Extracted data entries
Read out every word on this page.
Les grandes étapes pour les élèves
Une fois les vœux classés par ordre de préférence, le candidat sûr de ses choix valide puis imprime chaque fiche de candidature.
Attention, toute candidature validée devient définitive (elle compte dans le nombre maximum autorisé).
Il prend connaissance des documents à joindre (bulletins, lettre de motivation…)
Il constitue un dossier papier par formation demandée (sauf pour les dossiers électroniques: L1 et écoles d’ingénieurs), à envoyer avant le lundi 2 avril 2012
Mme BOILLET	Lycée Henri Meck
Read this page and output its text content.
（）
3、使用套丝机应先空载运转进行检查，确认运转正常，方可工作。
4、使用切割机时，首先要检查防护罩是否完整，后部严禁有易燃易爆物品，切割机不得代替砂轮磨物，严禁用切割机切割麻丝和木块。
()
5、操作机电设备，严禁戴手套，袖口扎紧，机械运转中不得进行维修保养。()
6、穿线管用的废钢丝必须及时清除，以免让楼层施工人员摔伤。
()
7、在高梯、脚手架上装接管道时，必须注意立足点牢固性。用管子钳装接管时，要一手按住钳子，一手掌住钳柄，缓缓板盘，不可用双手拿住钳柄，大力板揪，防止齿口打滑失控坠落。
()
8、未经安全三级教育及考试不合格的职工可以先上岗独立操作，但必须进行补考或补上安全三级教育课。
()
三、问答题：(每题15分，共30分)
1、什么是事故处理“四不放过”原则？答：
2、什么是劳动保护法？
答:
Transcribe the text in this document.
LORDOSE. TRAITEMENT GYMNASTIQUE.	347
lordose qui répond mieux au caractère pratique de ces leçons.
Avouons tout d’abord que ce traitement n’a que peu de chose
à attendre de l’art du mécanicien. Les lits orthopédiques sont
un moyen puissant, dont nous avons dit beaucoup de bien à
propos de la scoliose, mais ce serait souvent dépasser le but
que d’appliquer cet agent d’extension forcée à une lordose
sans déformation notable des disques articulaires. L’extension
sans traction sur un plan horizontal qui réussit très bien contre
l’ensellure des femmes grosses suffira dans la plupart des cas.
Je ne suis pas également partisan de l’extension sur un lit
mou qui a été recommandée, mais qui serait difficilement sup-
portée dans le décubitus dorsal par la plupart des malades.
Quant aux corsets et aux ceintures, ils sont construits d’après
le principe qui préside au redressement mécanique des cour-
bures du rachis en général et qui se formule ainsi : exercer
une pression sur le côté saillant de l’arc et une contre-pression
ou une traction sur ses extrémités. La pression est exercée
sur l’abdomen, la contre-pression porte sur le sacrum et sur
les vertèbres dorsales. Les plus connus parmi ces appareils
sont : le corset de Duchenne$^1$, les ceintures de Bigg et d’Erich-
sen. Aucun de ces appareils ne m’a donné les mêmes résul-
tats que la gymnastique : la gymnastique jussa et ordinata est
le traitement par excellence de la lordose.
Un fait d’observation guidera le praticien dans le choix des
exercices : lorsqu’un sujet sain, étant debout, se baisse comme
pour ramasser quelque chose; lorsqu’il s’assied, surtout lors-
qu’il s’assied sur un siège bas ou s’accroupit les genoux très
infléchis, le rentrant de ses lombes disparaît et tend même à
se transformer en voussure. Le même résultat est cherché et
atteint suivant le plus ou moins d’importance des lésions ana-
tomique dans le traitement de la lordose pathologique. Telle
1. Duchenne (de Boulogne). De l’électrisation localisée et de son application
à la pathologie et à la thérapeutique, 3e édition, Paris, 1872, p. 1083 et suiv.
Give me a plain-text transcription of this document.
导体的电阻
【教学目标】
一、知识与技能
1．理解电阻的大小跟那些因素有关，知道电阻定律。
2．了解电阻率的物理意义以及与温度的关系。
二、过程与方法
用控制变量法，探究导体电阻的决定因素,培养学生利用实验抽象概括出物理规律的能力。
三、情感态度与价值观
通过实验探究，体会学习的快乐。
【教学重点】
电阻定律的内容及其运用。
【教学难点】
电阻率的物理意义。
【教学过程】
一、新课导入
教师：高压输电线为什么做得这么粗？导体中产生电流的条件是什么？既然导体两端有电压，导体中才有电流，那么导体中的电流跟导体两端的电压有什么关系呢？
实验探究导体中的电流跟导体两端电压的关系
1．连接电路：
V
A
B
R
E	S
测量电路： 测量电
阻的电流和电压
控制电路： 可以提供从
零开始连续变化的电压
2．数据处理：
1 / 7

▶ **What needs to be done**
Retype the material above, line by line, exactly.

▶ **Result below**
Read out every word on this page.
Les grandes étapes pour les élèves
Une fois les vœux classés par ordre de préférence, le candidat sûr de ses choix valide puis imprime chaque fiche de candidature.
Attention, toute candidature validée devient définitive (elle compte dans le nombre maximum autorisé).
Il prend connaissance des documents à joindre (bulletins, lettre de motivation…)
Il constitue un dossier papier par formation demandée (sauf pour les dossiers électroniques: L1 et écoles d’ingénieurs), à envoyer avant le lundi 2 avril 2012
Mme BOILLET	Lycée Henri Meck
Read this page and output its text content.
（）
3、使用套丝机应先空载运转进行检查，确认运转正常，方可工作。
4、使用切割机时，首先要检查防护罩是否完整，后部严禁有易燃易爆物品，切割机不得代替砂轮磨物，严禁用切割机切割麻丝和木块。
()
5、操作机电设备，严禁戴手套，袖口扎紧，机械运转中不得进行维修保养。()
6、穿线管用的废钢丝必须及时清除，以免让楼层施工人员摔伤。
()
7、在高梯、脚手架上装接管道时，必须注意立足点牢固性。用管子钳装接管时，要一手按住钳子，一手掌住钳柄，缓缓板盘，不可用双手拿住钳柄，大力板揪，防止齿口打滑失控坠落。
()
8、未经安全三级教育及考试不合格的职工可以先上岗独立操作，但必须进行补考或补上安全三级教育课。
()
三、问答题：(每题15分，共30分)
1、什么是事故处理“四不放过”原则？答：
2、什么是劳动保护法？
答:
Transcribe the text in this document.
LORDOSE. TRAITEMENT GYMNASTIQUE.	347
lordose qui répond mieux au caractère pratique de ces leçons.
Avouons tout d’abord que ce traitement n’a que peu de chose
à attendre de l’art du mécanicien. Les lits orthopédiques sont
un moyen puissant, dont nous avons dit beaucoup de bien à
propos de la scoliose, mais ce serait souvent dépasser le but
que d’appliquer cet agent d’extension forcée à une lordose
sans déformation notable des disques articulaires. L’extension
sans traction sur un plan horizontal qui réussit très bien contre
l’ensellure des femmes grosses suffira dans la plupart des cas.
Je ne suis pas également partisan de l’extension sur un lit
mou qui a été recommandée, mais qui serait difficilement sup-
portée dans le décubitus dorsal par la plupart des malades.
Quant aux corsets et aux ceintures, ils sont construits d’après
le principe qui préside au redressement mécanique des cour-
bures du rachis en général et qui se formule ainsi : exercer
une pression sur le côté saillant de l’arc et une contre-pression
ou une traction sur ses extrémités. La pression est exercée
sur l’abdomen, la contre-pression porte sur le sacrum et sur
les vertèbres dorsales. Les plus connus parmi ces appareils
sont : le corset de Duchenne$^1$, les ceintures de Bigg et d’Erich-
sen. Aucun de ces appareils ne m’a donné les mêmes résul-
tats que la gymnastique : la gymnastique jussa et ordinata est
le traitement par excellence de la lordose.
Un fait d’observation guidera le praticien dans le choix des
exercices : lorsqu’un sujet sain, étant debout, se baisse comme
pour ramasser quelque chose; lorsqu’il s’assied, surtout lors-
qu’il s’assied sur un siège bas ou s’accroupit les genoux très
infléchis, le rentrant de ses lombes disparaît et tend même à
se transformer en voussure. Le même résultat est cherché et
atteint suivant le plus ou moins d’importance des lésions ana-
tomique dans le traitement de la lordose pathologique. Telle
1. Duchenne (de Boulogne). De l’électrisation localisée et de son application
à la pathologie et à la thérapeutique, 3e édition, Paris, 1872, p. 1083 et suiv.
Give me a plain-text transcription of this document.
导体的电阻
【教学目标】
一、知识与技能
1．理解电阻的大小跟那些因素有关，知道电阻定律。
2．了解电阻率的物理意义以及与温度的关系。
二、过程与方法
用控制变量法，探究导体电阻的决定因素,培养学生利用实验抽象概括出物理规律的能力。
三、情感态度与价值观
通过实验探究，体会学习的快乐。
【教学重点】
电阻定律的内容及其运用。
【教学难点】
电阻率的物理意义。
【教学过程】
一、新课导入
教师：高压输电线为什么做得这么粗？导体中产生电流的条件是什么？既然导体两端有电压，导体中才有电流，那么导体中的电流跟导体两端的电压有什么关系呢？
实验探究导体中的电流跟导体两端电压的关系
1．连接电路：
V
A
B
R
E	S
测量电路： 测量电
阻的电流和电压
控制电路： 可以提供从
零开始连续变化的电压
2．数据处理：
1 / 7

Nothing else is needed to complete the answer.